[Stored data entries]
—————

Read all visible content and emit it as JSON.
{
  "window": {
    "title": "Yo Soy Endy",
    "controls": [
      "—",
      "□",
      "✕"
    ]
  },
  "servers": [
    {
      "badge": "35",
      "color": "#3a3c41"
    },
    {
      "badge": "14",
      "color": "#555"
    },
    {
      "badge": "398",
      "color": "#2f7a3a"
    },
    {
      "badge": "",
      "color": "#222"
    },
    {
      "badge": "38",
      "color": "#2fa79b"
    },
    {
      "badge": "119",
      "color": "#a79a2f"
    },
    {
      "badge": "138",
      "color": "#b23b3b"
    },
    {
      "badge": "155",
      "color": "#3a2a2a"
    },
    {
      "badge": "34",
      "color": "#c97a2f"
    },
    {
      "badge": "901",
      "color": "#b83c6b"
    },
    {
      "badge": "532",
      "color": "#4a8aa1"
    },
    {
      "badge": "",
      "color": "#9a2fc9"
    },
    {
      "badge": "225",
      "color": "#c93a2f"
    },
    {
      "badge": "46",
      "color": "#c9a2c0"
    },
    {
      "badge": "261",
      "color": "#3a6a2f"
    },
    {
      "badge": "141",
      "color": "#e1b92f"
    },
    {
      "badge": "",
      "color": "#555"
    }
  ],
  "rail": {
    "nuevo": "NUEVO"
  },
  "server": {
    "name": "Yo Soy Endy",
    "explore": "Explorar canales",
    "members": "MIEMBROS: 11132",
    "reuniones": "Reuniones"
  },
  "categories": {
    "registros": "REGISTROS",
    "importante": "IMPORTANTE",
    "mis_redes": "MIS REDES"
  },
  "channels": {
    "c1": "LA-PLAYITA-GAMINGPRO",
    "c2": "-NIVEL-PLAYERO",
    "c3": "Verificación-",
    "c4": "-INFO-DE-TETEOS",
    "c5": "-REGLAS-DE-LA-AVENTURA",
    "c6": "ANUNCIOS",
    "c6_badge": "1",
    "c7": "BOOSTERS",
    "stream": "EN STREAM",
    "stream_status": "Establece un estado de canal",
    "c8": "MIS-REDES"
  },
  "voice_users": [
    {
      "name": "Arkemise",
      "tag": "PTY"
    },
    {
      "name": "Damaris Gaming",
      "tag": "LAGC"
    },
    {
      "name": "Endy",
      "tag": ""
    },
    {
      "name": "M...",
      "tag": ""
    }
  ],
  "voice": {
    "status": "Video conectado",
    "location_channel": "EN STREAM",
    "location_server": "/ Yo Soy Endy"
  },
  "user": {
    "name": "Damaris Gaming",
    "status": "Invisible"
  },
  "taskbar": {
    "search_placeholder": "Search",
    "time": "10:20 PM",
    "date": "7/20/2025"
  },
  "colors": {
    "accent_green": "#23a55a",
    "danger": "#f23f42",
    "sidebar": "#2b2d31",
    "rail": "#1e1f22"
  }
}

—————

→ **Goal of the exercise**
Write the data out again in full and exactly.

→ **Solution**
Read all visible content and emit it as JSON.
{
  "window": {
    "title": "Yo Soy Endy",
    "controls": [
      "—",
      "□",
      "✕"
    ]
  },
  "servers": [
    {
      "badge": "35",
      "color": "#3a3c41"
    },
    {
      "badge": "14",
      "color": "#555"
    },
    {
      "badge": "398",
      "color": "#2f7a3a"
    },
    {
      "badge": "",
      "color": "#222"
    },
    {
      "badge": "38",
      "color": "#2fa79b"
    },
    {
      "badge": "119",
      "color": "#a79a2f"
    },
    {
      "badge": "138",
      "color": "#b23b3b"
    },
    {
      "badge": "155",
      "color": "#3a2a2a"
    },
    {
      "badge": "34",
      "color": "#c97a2f"
    },
    {
      "badge": "901",
      "color": "#b83c6b"
    },
    {
      "badge": "532",
      "color": "#4a8aa1"
    },
    {
      "badge": "",
      "color": "#9a2fc9"
    },
    {
      "badge": "225",
      "color": "#c93a2f"
    },
    {
      "badge": "46",
      "color": "#c9a2c0"
    },
    {
      "badge": "261",
      "color": "#3a6a2f"
    },
    {
      "badge": "141",
      "color": "#e1b92f"
    },
    {
      "badge": "",
      "color": "#555"
    }
  ],
  "rail": {
    "nuevo": "NUEVO"
  },
  "server": {
    "name": "Yo Soy Endy",
    "explore": "Explorar canales",
    "members": "MIEMBROS: 11132",
    "reuniones": "Reuniones"
  },
  "categories": {
    "registros": "REGISTROS",
    "importante": "IMPORTANTE",
    "mis_redes": "MIS REDES"
  },
  "channels": {
    "c1": "LA-PLAYITA-GAMINGPRO",
    "c2": "-NIVEL-PLAYERO",
    "c3": "Verificación-",
    "c4": "-INFO-DE-TETEOS",
    "c5": "-REGLAS-DE-LA-AVENTURA",
    "c6": "ANUNCIOS",
    "c6_badge": "1",
    "c7": "BOOSTERS",
    "stream": "EN STREAM",
    "stream_status": "Establece un estado de canal",
    "c8": "MIS-REDES"
  },
  "voice_users": [
    {
      "name": "Arkemise",
      "tag": "PTY"
    },
    {
      "name": "Damaris Gaming",
      "tag": "LAGC"
    },
    {
      "name": "Endy",
      "tag": ""
    },
    {
      "name": "M...",
      "tag": ""
    }
  ],
  "voice": {
    "status": "Video conectado",
    "location_channel": "EN STREAM",
    "location_server": "/ Yo Soy Endy"
  },
  "user": {
    "name": "Damaris Gaming",
    "status": "Invisible"
  },
  "taskbar": {
    "search_placeholder": "Search",
    "time": "10:20 PM",
    "date": "7/20/2025"
  },
  "colors": {
    "accent_green": "#23a55a",
    "danger": "#f23f42",
    "sidebar": "#2b2d31",
    "rail": "#1e1f22"
  }
}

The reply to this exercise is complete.